Excerpt from a dataset:
↓↓↓

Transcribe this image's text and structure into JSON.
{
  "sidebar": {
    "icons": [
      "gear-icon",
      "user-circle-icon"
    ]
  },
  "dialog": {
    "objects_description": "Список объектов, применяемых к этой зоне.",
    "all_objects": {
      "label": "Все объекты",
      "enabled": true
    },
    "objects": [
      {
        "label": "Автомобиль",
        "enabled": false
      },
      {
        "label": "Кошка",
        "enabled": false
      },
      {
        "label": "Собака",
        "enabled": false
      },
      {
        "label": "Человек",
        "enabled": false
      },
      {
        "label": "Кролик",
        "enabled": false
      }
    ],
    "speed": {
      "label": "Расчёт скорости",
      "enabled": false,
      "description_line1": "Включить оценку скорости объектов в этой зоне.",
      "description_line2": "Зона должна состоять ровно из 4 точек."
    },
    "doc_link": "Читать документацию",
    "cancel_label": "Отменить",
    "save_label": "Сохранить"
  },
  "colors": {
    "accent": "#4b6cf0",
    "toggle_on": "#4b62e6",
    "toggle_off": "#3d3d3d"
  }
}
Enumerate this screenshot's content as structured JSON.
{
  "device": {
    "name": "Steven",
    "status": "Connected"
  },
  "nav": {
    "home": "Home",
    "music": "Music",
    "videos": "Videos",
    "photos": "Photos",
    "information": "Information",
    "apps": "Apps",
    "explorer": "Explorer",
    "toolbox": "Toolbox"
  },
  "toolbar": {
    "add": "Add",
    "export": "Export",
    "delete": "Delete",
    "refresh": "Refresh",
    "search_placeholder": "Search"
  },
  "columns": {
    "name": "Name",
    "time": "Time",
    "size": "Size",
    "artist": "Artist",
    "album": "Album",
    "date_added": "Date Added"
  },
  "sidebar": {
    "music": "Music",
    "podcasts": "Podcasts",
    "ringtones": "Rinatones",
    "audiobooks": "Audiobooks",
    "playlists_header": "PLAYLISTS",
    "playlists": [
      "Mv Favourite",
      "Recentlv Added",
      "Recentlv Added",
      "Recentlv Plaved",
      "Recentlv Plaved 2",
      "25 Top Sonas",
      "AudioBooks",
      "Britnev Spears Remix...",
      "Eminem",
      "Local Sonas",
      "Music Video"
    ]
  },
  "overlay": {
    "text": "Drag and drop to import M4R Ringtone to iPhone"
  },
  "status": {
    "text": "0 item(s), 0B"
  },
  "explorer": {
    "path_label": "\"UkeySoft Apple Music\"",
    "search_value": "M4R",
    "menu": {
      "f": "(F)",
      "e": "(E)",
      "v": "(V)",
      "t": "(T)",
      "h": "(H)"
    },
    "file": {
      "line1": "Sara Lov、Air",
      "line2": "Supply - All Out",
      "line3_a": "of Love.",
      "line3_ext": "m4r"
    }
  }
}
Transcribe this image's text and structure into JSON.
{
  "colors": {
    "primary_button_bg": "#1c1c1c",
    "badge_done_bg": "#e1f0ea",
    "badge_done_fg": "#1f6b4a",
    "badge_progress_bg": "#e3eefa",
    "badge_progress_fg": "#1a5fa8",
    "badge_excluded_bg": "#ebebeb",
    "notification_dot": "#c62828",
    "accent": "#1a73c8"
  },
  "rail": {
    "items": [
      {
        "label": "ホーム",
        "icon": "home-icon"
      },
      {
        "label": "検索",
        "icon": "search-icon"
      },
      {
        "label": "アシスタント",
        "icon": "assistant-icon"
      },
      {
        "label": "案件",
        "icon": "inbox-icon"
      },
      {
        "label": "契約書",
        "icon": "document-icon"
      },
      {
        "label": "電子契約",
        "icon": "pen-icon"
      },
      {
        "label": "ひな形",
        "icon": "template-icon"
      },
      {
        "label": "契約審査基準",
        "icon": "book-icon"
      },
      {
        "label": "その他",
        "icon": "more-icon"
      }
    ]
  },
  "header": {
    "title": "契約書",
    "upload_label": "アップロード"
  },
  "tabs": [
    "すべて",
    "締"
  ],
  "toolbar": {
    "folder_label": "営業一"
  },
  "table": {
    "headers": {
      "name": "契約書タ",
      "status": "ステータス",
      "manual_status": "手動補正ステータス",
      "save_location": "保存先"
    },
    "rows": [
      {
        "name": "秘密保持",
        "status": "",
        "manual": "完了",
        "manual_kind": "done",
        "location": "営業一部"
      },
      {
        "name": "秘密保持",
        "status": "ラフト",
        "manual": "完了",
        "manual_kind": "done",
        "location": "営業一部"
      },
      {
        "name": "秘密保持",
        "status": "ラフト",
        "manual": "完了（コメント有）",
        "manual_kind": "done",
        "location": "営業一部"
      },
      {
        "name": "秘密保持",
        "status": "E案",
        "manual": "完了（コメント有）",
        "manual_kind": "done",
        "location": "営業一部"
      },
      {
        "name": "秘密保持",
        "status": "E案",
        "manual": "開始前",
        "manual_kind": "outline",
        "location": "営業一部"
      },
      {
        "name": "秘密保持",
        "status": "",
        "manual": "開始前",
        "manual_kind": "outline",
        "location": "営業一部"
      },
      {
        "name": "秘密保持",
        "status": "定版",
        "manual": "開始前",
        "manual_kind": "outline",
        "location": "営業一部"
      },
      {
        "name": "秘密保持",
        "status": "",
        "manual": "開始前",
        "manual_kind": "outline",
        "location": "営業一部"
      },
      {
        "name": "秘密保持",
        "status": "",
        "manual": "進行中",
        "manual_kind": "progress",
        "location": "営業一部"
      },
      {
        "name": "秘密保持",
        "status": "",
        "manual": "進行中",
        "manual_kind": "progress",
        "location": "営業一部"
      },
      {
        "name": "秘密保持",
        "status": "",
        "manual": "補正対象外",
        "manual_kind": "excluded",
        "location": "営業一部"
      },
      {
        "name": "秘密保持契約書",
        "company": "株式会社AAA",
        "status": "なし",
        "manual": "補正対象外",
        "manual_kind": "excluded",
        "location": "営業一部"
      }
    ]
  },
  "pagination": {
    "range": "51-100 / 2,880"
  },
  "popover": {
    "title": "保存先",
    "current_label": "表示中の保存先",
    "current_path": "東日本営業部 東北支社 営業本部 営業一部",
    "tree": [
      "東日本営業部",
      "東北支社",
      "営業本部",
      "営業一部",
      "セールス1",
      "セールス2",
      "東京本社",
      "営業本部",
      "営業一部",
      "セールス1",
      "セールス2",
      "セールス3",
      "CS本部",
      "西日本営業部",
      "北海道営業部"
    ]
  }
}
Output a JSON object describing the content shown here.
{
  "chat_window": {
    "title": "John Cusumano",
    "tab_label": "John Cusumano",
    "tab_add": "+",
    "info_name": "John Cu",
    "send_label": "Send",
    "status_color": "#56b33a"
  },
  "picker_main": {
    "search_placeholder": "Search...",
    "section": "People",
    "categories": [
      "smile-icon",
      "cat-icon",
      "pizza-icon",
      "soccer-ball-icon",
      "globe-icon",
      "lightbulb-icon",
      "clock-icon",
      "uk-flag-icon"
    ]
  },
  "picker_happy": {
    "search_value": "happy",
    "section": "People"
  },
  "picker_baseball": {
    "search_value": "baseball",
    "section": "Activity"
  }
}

↑↑↑

**Problem statement:**
Return all of the entries exactly as they were supplied.

**Answer to the task:**
Transcribe this image's text and structure into JSON.
{
  "sidebar": {
    "icons": [
      "gear-icon",
      "user-circle-icon"
    ]
  },
  "dialog": {
    "objects_description": "Список объектов, применяемых к этой зоне.",
    "all_objects": {
      "label": "Все объекты",
      "enabled": true
    },
    "objects": [
      {
        "label": "Автомобиль",
        "enabled": false
      },
      {
        "label": "Кошка",
        "enabled": false
      },
      {
        "label": "Собака",
        "enabled": false
      },
      {
        "label": "Человек",
        "enabled": false
      },
      {
        "label": "Кролик",
        "enabled": false
      }
    ],
    "speed": {
      "label": "Расчёт скорости",
      "enabled": false,
      "description_line1": "Включить оценку скорости объектов в этой зоне.",
      "description_line2": "Зона должна состоять ровно из 4 точек."
    },
    "doc_link": "Читать документацию",
    "cancel_label": "Отменить",
    "save_label": "Сохранить"
  },
  "colors": {
    "accent": "#4b6cf0",
    "toggle_on": "#4b62e6",
    "toggle_off": "#3d3d3d"
  }
}
Enumerate this screenshot's content as structured JSON.
{
  "device": {
    "name": "Steven",
    "status": "Connected"
  },
  "nav": {
    "home": "Home",
    "music": "Music",
    "videos": "Videos",
    "photos": "Photos",
    "information": "Information",
    "apps": "Apps",
    "explorer": "Explorer",
    "toolbox": "Toolbox"
  },
  "toolbar": {
    "add": "Add",
    "export": "Export",
    "delete": "Delete",
    "refresh": "Refresh",
    "search_placeholder": "Search"
  },
  "columns": {
    "name": "Name",
    "time": "Time",
    "size": "Size",
    "artist": "Artist",
    "album": "Album",
    "date_added": "Date Added"
  },
  "sidebar": {
    "music": "Music",
    "podcasts": "Podcasts",
    "ringtones": "Rinatones",
    "audiobooks": "Audiobooks",
    "playlists_header": "PLAYLISTS",
    "playlists": [
      "Mv Favourite",
      "Recentlv Added",
      "Recentlv Added",
      "Recentlv Plaved",
      "Recentlv Plaved 2",
      "25 Top Sonas",
      "AudioBooks",
      "Britnev Spears Remix...",
      "Eminem",
      "Local Sonas",
      "Music Video"
    ]
  },
  "overlay": {
    "text": "Drag and drop to import M4R Ringtone to iPhone"
  },
  "status": {
    "text": "0 item(s), 0B"
  },
  "explorer": {
    "path_label": "\"UkeySoft Apple Music\"",
    "search_value": "M4R",
    "menu": {
      "f": "(F)",
      "e": "(E)",
      "v": "(V)",
      "t": "(T)",
      "h": "(H)"
    },
    "file": {
      "line1": "Sara Lov、Air",
      "line2": "Supply - All Out",
      "line3_a": "of Love.",
      "line3_ext": "m4r"
    }
  }
}
Transcribe this image's text and structure into JSON.
{
  "colors": {
    "primary_button_bg": "#1c1c1c",
    "badge_done_bg": "#e1f0ea",
    "badge_done_fg": "#1f6b4a",
    "badge_progress_bg": "#e3eefa",
    "badge_progress_fg": "#1a5fa8",
    "badge_excluded_bg": "#ebebeb",
    "notification_dot": "#c62828",
    "accent": "#1a73c8"
  },
  "rail": {
    "items": [
      {
        "label": "ホーム",
        "icon": "home-icon"
      },
      {
        "label": "検索",
        "icon": "search-icon"
      },
      {
        "label": "アシスタント",
        "icon": "assistant-icon"
      },
      {
        "label": "案件",
        "icon": "inbox-icon"
      },
      {
        "label": "契約書",
        "icon": "document-icon"
      },
      {
        "label": "電子契約",
        "icon": "pen-icon"
      },
      {
        "label": "ひな形",
        "icon": "template-icon"
      },
      {
        "label": "契約審査基準",
        "icon": "book-icon"
      },
      {
        "label": "その他",
        "icon": "more-icon"
      }
    ]
  },
  "header": {
    "title": "契約書",
    "upload_label": "アップロード"
  },
  "tabs": [
    "すべて",
    "締"
  ],
  "toolbar": {
    "folder_label": "営業一"
  },
  "table": {
    "headers": {
      "name": "契約書タ",
      "status": "ステータス",
      "manual_status": "手動補正ステータス",
      "save_location": "保存先"
    },
    "rows": [
      {
        "name": "秘密保持",
        "status": "",
        "manual": "完了",
        "manual_kind": "done",
        "location": "営業一部"
      },
      {
        "name": "秘密保持",
        "status": "ラフト",
        "manual": "完了",
        "manual_kind": "done",
        "location": "営業一部"
      },
      {
        "name": "秘密保持",
        "status": "ラフト",
        "manual": "完了（コメント有）",
        "manual_kind": "done",
        "location": "営業一部"
      },
      {
        "name": "秘密保持",
        "status": "E案",
        "manual": "完了（コメント有）",
        "manual_kind": "done",
        "location": "営業一部"
      },
      {
        "name": "秘密保持",
        "status": "E案",
        "manual": "開始前",
        "manual_kind": "outline",
        "location": "営業一部"
      },
      {
        "name": "秘密保持",
        "status": "",
        "manual": "開始前",
        "manual_kind": "outline",
        "location": "営業一部"
      },
      {
        "name": "秘密保持",
        "status": "定版",
        "manual": "開始前",
        "manual_kind": "outline",
        "location": "営業一部"
      },
      {
        "name": "秘密保持",
        "status": "",
        "manual": "開始前",
        "manual_kind": "outline",
        "location": "営業一部"
      },
      {
        "name": "秘密保持",
        "status": "",
        "manual": "進行中",
        "manual_kind": "progress",
        "location": "営業一部"
      },
      {
        "name": "秘密保持",
        "status": "",
        "manual": "進行中",
        "manual_kind": "progress",
        "location": "営業一部"
      },
      {
        "name": "秘密保持",
        "status": "",
        "manual": "補正対象外",
        "manual_kind": "excluded",
        "location": "営業一部"
      },
      {
        "name": "秘密保持契約書",
        "company": "株式会社AAA",
        "status": "なし",
        "manual": "補正対象外",
        "manual_kind": "excluded",
        "location": "営業一部"
      }
    ]
  },
  "pagination": {
    "range": "51-100 / 2,880"
  },
  "popover": {
    "title": "保存先",
    "current_label": "表示中の保存先",
    "current_path": "東日本営業部 東北支社 営業本部 営業一部",
    "tree": [
      "東日本営業部",
      "東北支社",
      "営業本部",
      "営業一部",
      "セールス1",
      "セールス2",
      "東京本社",
      "営業本部",
      "営業一部",
      "セールス1",
      "セールス2",
      "セールス3",
      "CS本部",
      "西日本営業部",
      "北海道営業部"
    ]
  }
}
Output a JSON object describing the content shown here.
{
  "chat_window": {
    "title": "John Cusumano",
    "tab_label": "John Cusumano",
    "tab_add": "+",
    "info_name": "John Cu",
    "send_label": "Send",
    "status_color": "#56b33a"
  },
  "picker_main": {
    "search_placeholder": "Search...",
    "section": "People",
    "categories": [
      "smile-icon",
      "cat-icon",
      "pizza-icon",
      "soccer-ball-icon",
      "globe-icon",
      "lightbulb-icon",
      "clock-icon",
      "uk-flag-icon"
    ]
  },
  "picker_happy": {
    "search_value": "happy",
    "section": "People"
  },
  "picker_baseball": {
    "search_value": "baseball",
    "section": "Activity"
  }
}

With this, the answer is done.